Objective ▸
State how many lines of the entries hold the string "source", and output nothing but that count.

Extracted data ▸
■ ■ ■

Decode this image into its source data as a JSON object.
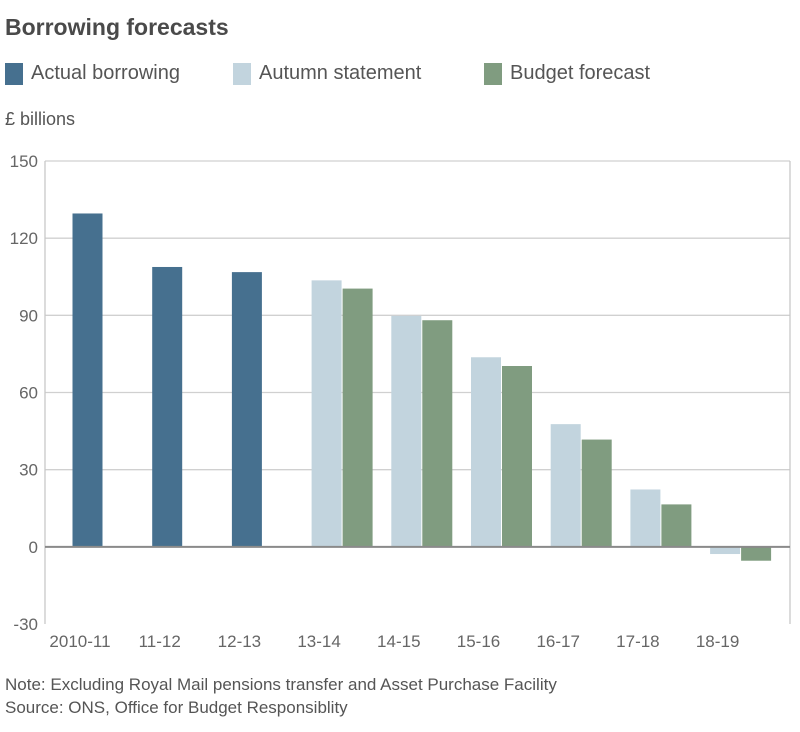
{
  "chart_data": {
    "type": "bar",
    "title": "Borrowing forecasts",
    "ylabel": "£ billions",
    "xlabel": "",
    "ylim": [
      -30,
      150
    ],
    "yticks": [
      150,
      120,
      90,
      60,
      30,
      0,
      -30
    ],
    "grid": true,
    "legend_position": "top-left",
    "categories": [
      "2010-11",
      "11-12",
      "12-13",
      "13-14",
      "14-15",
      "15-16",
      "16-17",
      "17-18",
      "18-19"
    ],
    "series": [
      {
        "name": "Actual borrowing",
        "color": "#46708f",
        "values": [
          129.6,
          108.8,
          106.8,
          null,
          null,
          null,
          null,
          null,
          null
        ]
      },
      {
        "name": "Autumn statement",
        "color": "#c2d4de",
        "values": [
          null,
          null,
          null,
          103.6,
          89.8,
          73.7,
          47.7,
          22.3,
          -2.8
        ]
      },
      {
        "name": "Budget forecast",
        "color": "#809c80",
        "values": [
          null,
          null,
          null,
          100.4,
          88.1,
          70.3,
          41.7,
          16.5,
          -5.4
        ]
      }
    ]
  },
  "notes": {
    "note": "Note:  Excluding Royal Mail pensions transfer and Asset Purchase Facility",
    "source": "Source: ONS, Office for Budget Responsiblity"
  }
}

■ ■ ■

Response for this exercise ▸
2